Set the listing down again in full, word for word, with the pictures left out.

Material for this task:
_ _ _ _ _

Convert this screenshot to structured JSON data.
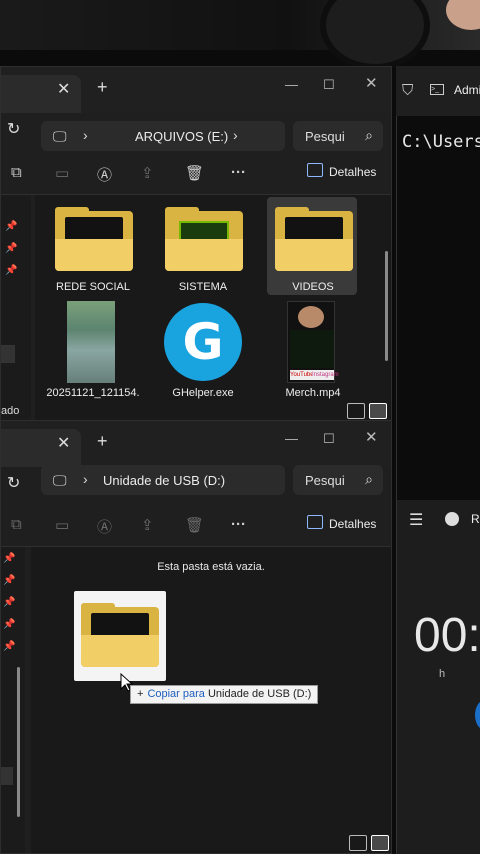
{
  "explorer_top": {
    "address": "ARQUIVOS (E:)",
    "search_placeholder": "Pesqui",
    "details_label": "Detalhes",
    "left_fragment": "ado",
    "items": [
      {
        "label": "REDE SOCIAL",
        "type": "folder",
        "icon": "folder-icon"
      },
      {
        "label": "SISTEMA",
        "type": "folder",
        "icon": "nvidia-folder-icon"
      },
      {
        "label": "VIDEOS",
        "type": "folder",
        "icon": "folder-icon",
        "selected": true
      },
      {
        "label": "20251121_121154.",
        "type": "video",
        "icon": "video-thumbnail"
      },
      {
        "label": "GHelper.exe",
        "type": "exe",
        "icon": "ghelper-icon"
      },
      {
        "label": "Merch.mp4",
        "type": "video",
        "icon": "video-thumbnail"
      }
    ]
  },
  "explorer_bottom": {
    "address": "Unidade de USB (D:)",
    "search_placeholder": "Pesqui",
    "details_label": "Detalhes",
    "empty_message": "Esta pasta está vazia."
  },
  "tooltip": {
    "plus": "+",
    "action": "Copiar para",
    "destination": "Unidade de USB (D:)"
  },
  "terminal": {
    "tab_label": "Admi",
    "prompt": "C:\\Users"
  },
  "clock_app": {
    "tab_label": "Re",
    "time_display": "00:",
    "unit_label": "h"
  },
  "merch_thumb": {
    "labels": [
      "YouTube",
      "Instagram"
    ]
  },
  "colors": {
    "accent_blue": "#8fb9ff",
    "folder_yellow": "#f2cf66",
    "ghelper_blue": "#19a3df",
    "tooltip_action": "#1f5fbf"
  }
}
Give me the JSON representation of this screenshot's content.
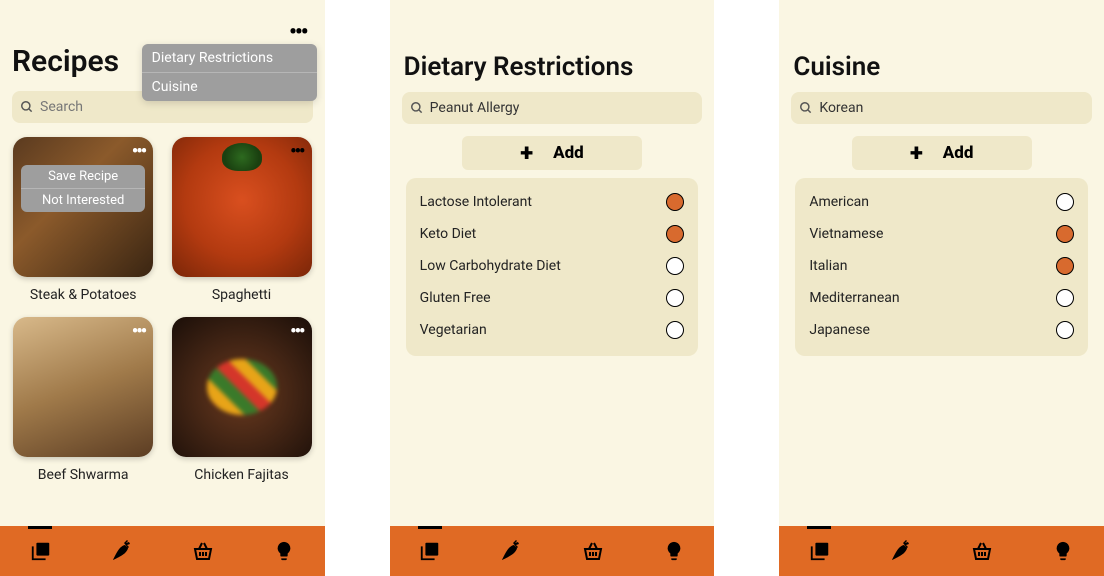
{
  "colors": {
    "bg": "#faf6e3",
    "accent": "#e06a24",
    "radio_on": "#d86a2e",
    "field": "#efe8c9"
  },
  "screen1": {
    "title": "Recipes",
    "search_placeholder": "Search",
    "menu": {
      "item1": "Dietary Restrictions",
      "item2": "Cuisine"
    },
    "card_menu": {
      "item1": "Save Recipe",
      "item2": "Not Interested"
    },
    "recipes": [
      {
        "name": "Steak & Potatoes"
      },
      {
        "name": "Spaghetti"
      },
      {
        "name": "Beef Shwarma"
      },
      {
        "name": "Chicken Fajitas"
      }
    ]
  },
  "screen2": {
    "title": "Dietary Restrictions",
    "search_value": "Peanut Allergy",
    "add_label": "Add",
    "options": [
      {
        "label": "Lactose Intolerant",
        "selected": true
      },
      {
        "label": "Keto Diet",
        "selected": true
      },
      {
        "label": "Low Carbohydrate Diet",
        "selected": false
      },
      {
        "label": "Gluten Free",
        "selected": false
      },
      {
        "label": "Vegetarian",
        "selected": false
      }
    ]
  },
  "screen3": {
    "title": "Cuisine",
    "search_value": "Korean",
    "add_label": "Add",
    "options": [
      {
        "label": "American",
        "selected": false
      },
      {
        "label": "Vietnamese",
        "selected": true
      },
      {
        "label": "Italian",
        "selected": true
      },
      {
        "label": "Mediterranean",
        "selected": false
      },
      {
        "label": "Japanese",
        "selected": false
      }
    ]
  },
  "tabbar_icons": [
    "library-icon",
    "carrot-icon",
    "basket-icon",
    "lightbulb-icon"
  ]
}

_ _ _ _ _

Task response:
Convert this screenshot to structured JSON data.
{
  "explorer_top": {
    "address": "ARQUIVOS (E:)",
    "search_placeholder": "Pesqui",
    "details_label": "Detalhes",
    "left_fragment": "ado",
    "items": [
      {
        "label": "REDE SOCIAL",
        "type": "folder",
        "icon": "folder-icon"
      },
      {
        "label": "SISTEMA",
        "type": "folder",
        "icon": "nvidia-folder-icon"
      },
      {
        "label": "VIDEOS",
        "type": "folder",
        "icon": "folder-icon",
        "selected": true
      },
      {
        "label": "20251121_121154.",
        "type": "video",
        "icon": "video-thumbnail"
      },
      {
        "label": "GHelper.exe",
        "type": "exe",
        "icon": "ghelper-icon"
      },
      {
        "label": "Merch.mp4",
        "type": "video",
        "icon": "video-thumbnail"
      }
    ]
  },
  "explorer_bottom": {
    "address": "Unidade de USB (D:)",
    "search_placeholder": "Pesqui",
    "details_label": "Detalhes",
    "empty_message": "Esta pasta está vazia."
  },
  "tooltip": {
    "plus": "+",
    "action": "Copiar para",
    "destination": "Unidade de USB (D:)"
  },
  "terminal": {
    "tab_label": "Admi",
    "prompt": "C:\\Users"
  },
  "clock_app": {
    "tab_label": "Re",
    "time_display": "00:",
    "unit_label": "h"
  },
  "merch_thumb": {
    "labels": [
      "YouTube",
      "Instagram"
    ]
  },
  "colors": {
    "accent_blue": "#8fb9ff",
    "folder_yellow": "#f2cf66",
    "ghelper_blue": "#19a3df",
    "tooltip_action": "#1f5fbf"
  }
}
Give me the JSON representation of this screenshot's content.
{
  "colors": {
    "bg": "#faf6e3",
    "accent": "#e06a24",
    "radio_on": "#d86a2e",
    "field": "#efe8c9"
  },
  "screen1": {
    "title": "Recipes",
    "search_placeholder": "Search",
    "menu": {
      "item1": "Dietary Restrictions",
      "item2": "Cuisine"
    },
    "card_menu": {
      "item1": "Save Recipe",
      "item2": "Not Interested"
    },
    "recipes": [
      {
        "name": "Steak & Potatoes"
      },
      {
        "name": "Spaghetti"
      },
      {
        "name": "Beef Shwarma"
      },
      {
        "name": "Chicken Fajitas"
      }
    ]
  },
  "screen2": {
    "title": "Dietary Restrictions",
    "search_value": "Peanut Allergy",
    "add_label": "Add",
    "options": [
      {
        "label": "Lactose Intolerant",
        "selected": true
      },
      {
        "label": "Keto Diet",
        "selected": true
      },
      {
        "label": "Low Carbohydrate Diet",
        "selected": false
      },
      {
        "label": "Gluten Free",
        "selected": false
      },
      {
        "label": "Vegetarian",
        "selected": false
      }
    ]
  },
  "screen3": {
    "title": "Cuisine",
    "search_value": "Korean",
    "add_label": "Add",
    "options": [
      {
        "label": "American",
        "selected": false
      },
      {
        "label": "Vietnamese",
        "selected": true
      },
      {
        "label": "Italian",
        "selected": true
      },
      {
        "label": "Mediterranean",
        "selected": false
      },
      {
        "label": "Japanese",
        "selected": false
      }
    ]
  },
  "tabbar_icons": [
    "library-icon",
    "carrot-icon",
    "basket-icon",
    "lightbulb-icon"
  ]
}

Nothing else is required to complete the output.